--- START Exercise data ---

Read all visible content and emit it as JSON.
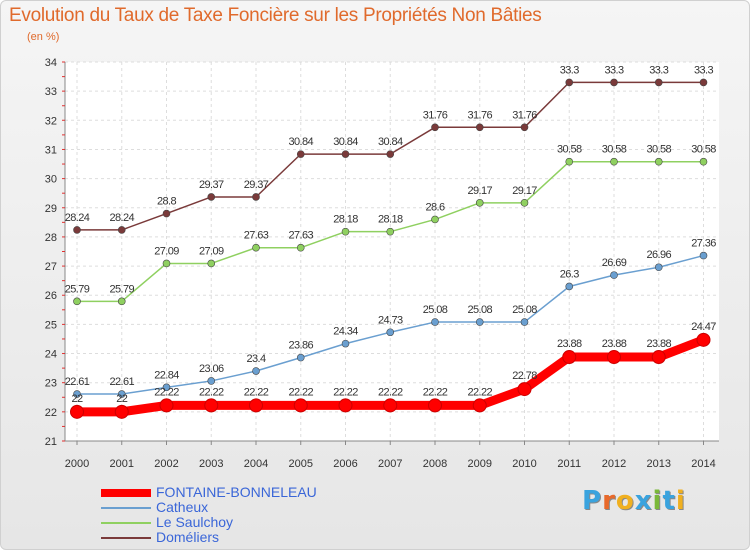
{
  "header": {
    "title": "Evolution du Taux de Taxe Foncière sur les Propriétés Non Bâties",
    "subtitle": "(en %)"
  },
  "logo": {
    "text": "Proxiti",
    "letter_colors": [
      "#3aa3de",
      "#e8692a",
      "#f0b020",
      "#3aa3de",
      "#7ab83a",
      "#3aa3de",
      "#f0b020"
    ]
  },
  "chart_data": {
    "type": "line",
    "title": "Evolution du Taux de Taxe Foncière sur les Propriétés Non Bâties",
    "ylabel": "(en %)",
    "x": [
      "2000",
      "2001",
      "2002",
      "2003",
      "2004",
      "2005",
      "2006",
      "2007",
      "2008",
      "2009",
      "2010",
      "2011",
      "2012",
      "2013",
      "2014"
    ],
    "y_ticks": [
      21,
      22,
      23,
      24,
      25,
      26,
      27,
      28,
      29,
      30,
      31,
      32,
      33,
      34
    ],
    "ylim": [
      21,
      34
    ],
    "grid": true,
    "legend_position": "bottom-left",
    "series": [
      {
        "name": "Doméliers",
        "color": "#7a3a3a",
        "values": [
          28.24,
          28.24,
          28.8,
          29.37,
          29.37,
          30.84,
          30.84,
          30.84,
          31.76,
          31.76,
          31.76,
          33.3,
          33.3,
          33.3,
          33.3
        ],
        "labels": [
          "28.24",
          "28.24",
          "28.8",
          "29.37",
          "29.37",
          "30.84",
          "30.84",
          "30.84",
          "31.76",
          "31.76",
          "31.76",
          "33.3",
          "33.3",
          "33.3",
          "33.3"
        ]
      },
      {
        "name": "Le Saulchoy",
        "color": "#8fd060",
        "values": [
          25.79,
          25.79,
          27.09,
          27.09,
          27.63,
          27.63,
          28.18,
          28.18,
          28.6,
          29.17,
          29.17,
          30.58,
          30.58,
          30.58,
          30.58
        ],
        "labels": [
          "25.79",
          "25.79",
          "27.09",
          "27.09",
          "27.63",
          "27.63",
          "28.18",
          "28.18",
          "28.6",
          "29.17",
          "29.17",
          "30.58",
          "30.58",
          "30.58",
          "30.58"
        ]
      },
      {
        "name": "Catheux",
        "color": "#6a9fd0",
        "values": [
          22.61,
          22.61,
          22.84,
          23.06,
          23.4,
          23.86,
          24.34,
          24.73,
          25.08,
          25.08,
          25.08,
          26.3,
          26.69,
          26.96,
          27.36
        ],
        "labels": [
          "22.61",
          "22.61",
          "22.84",
          "23.06",
          "23.4",
          "23.86",
          "24.34",
          "24.73",
          "25.08",
          "25.08",
          "25.08",
          "26.3",
          "26.69",
          "26.96",
          "27.36"
        ]
      },
      {
        "name": "FONTAINE-BONNELEAU",
        "color": "#ff0000",
        "values": [
          22,
          22,
          22.22,
          22.22,
          22.22,
          22.22,
          22.22,
          22.22,
          22.22,
          22.22,
          22.78,
          23.88,
          23.88,
          23.88,
          24.47
        ],
        "labels": [
          "22",
          "22",
          "22.22",
          "22.22",
          "22.22",
          "22.22",
          "22.22",
          "22.22",
          "22.22",
          "22.22",
          "22.78",
          "23.88",
          "23.88",
          "23.88",
          "24.47"
        ]
      }
    ],
    "legend": [
      {
        "name": "FONTAINE-BONNELEAU",
        "color": "#ff0000"
      },
      {
        "name": "Catheux",
        "color": "#6a9fd0"
      },
      {
        "name": "Le Saulchoy",
        "color": "#8fd060"
      },
      {
        "name": "Doméliers",
        "color": "#7a3a3a"
      }
    ]
  }
}
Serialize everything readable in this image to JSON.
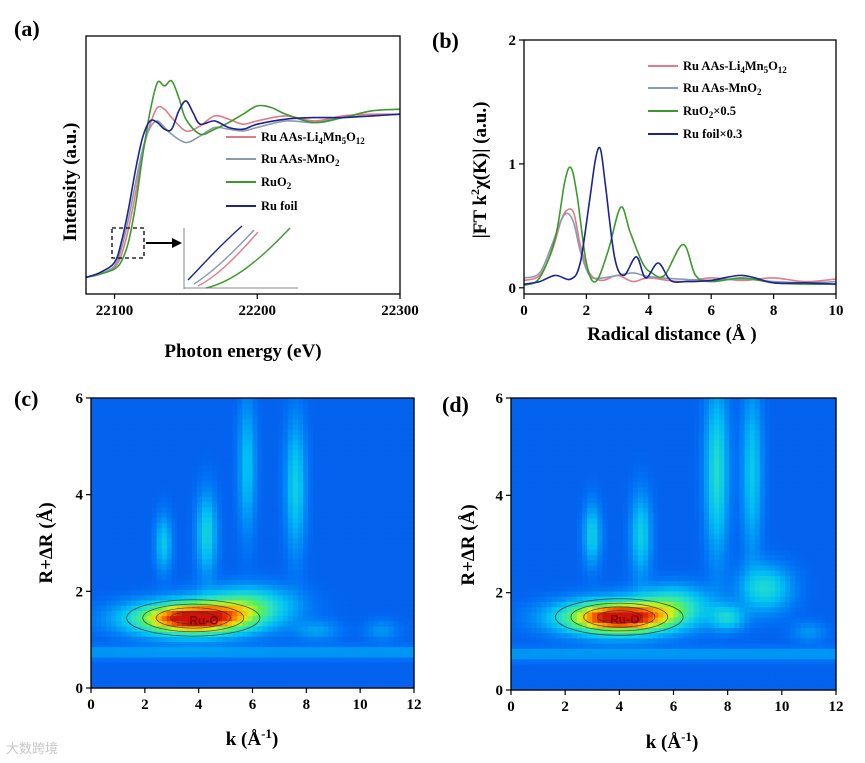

--- END Exercise data ---

▶ [Set problem] All of the data above should be transcribed verbatim, with pictures omitted.

▶ [Task result]
Read all visible content and emit it as JSON.
{
  "header": {
    "title": "Evolution du Taux de Taxe Foncière sur les Propriétés Non Bâties",
    "subtitle": "(en %)"
  },
  "logo": {
    "text": "Proxiti",
    "letter_colors": [
      "#3aa3de",
      "#e8692a",
      "#f0b020",
      "#3aa3de",
      "#7ab83a",
      "#3aa3de",
      "#f0b020"
    ]
  },
  "chart_data": {
    "type": "line",
    "title": "Evolution du Taux de Taxe Foncière sur les Propriétés Non Bâties",
    "ylabel": "(en %)",
    "x": [
      "2000",
      "2001",
      "2002",
      "2003",
      "2004",
      "2005",
      "2006",
      "2007",
      "2008",
      "2009",
      "2010",
      "2011",
      "2012",
      "2013",
      "2014"
    ],
    "y_ticks": [
      21,
      22,
      23,
      24,
      25,
      26,
      27,
      28,
      29,
      30,
      31,
      32,
      33,
      34
    ],
    "ylim": [
      21,
      34
    ],
    "grid": true,
    "legend_position": "bottom-left",
    "series": [
      {
        "name": "Doméliers",
        "color": "#7a3a3a",
        "values": [
          28.24,
          28.24,
          28.8,
          29.37,
          29.37,
          30.84,
          30.84,
          30.84,
          31.76,
          31.76,
          31.76,
          33.3,
          33.3,
          33.3,
          33.3
        ],
        "labels": [
          "28.24",
          "28.24",
          "28.8",
          "29.37",
          "29.37",
          "30.84",
          "30.84",
          "30.84",
          "31.76",
          "31.76",
          "31.76",
          "33.3",
          "33.3",
          "33.3",
          "33.3"
        ]
      },
      {
        "name": "Le Saulchoy",
        "color": "#8fd060",
        "values": [
          25.79,
          25.79,
          27.09,
          27.09,
          27.63,
          27.63,
          28.18,
          28.18,
          28.6,
          29.17,
          29.17,
          30.58,
          30.58,
          30.58,
          30.58
        ],
        "labels": [
          "25.79",
          "25.79",
          "27.09",
          "27.09",
          "27.63",
          "27.63",
          "28.18",
          "28.18",
          "28.6",
          "29.17",
          "29.17",
          "30.58",
          "30.58",
          "30.58",
          "30.58"
        ]
      },
      {
        "name": "Catheux",
        "color": "#6a9fd0",
        "values": [
          22.61,
          22.61,
          22.84,
          23.06,
          23.4,
          23.86,
          24.34,
          24.73,
          25.08,
          25.08,
          25.08,
          26.3,
          26.69,
          26.96,
          27.36
        ],
        "labels": [
          "22.61",
          "22.61",
          "22.84",
          "23.06",
          "23.4",
          "23.86",
          "24.34",
          "24.73",
          "25.08",
          "25.08",
          "25.08",
          "26.3",
          "26.69",
          "26.96",
          "27.36"
        ]
      },
      {
        "name": "FONTAINE-BONNELEAU",
        "color": "#ff0000",
        "values": [
          22,
          22,
          22.22,
          22.22,
          22.22,
          22.22,
          22.22,
          22.22,
          22.22,
          22.22,
          22.78,
          23.88,
          23.88,
          23.88,
          24.47
        ],
        "labels": [
          "22",
          "22",
          "22.22",
          "22.22",
          "22.22",
          "22.22",
          "22.22",
          "22.22",
          "22.22",
          "22.22",
          "22.78",
          "23.88",
          "23.88",
          "23.88",
          "24.47"
        ]
      }
    ],
    "legend": [
      {
        "name": "FONTAINE-BONNELEAU",
        "color": "#ff0000"
      },
      {
        "name": "Catheux",
        "color": "#6a9fd0"
      },
      {
        "name": "Le Saulchoy",
        "color": "#8fd060"
      },
      {
        "name": "Doméliers",
        "color": "#7a3a3a"
      }
    ]
  }
}
Serialize everything readable in this image to JSON.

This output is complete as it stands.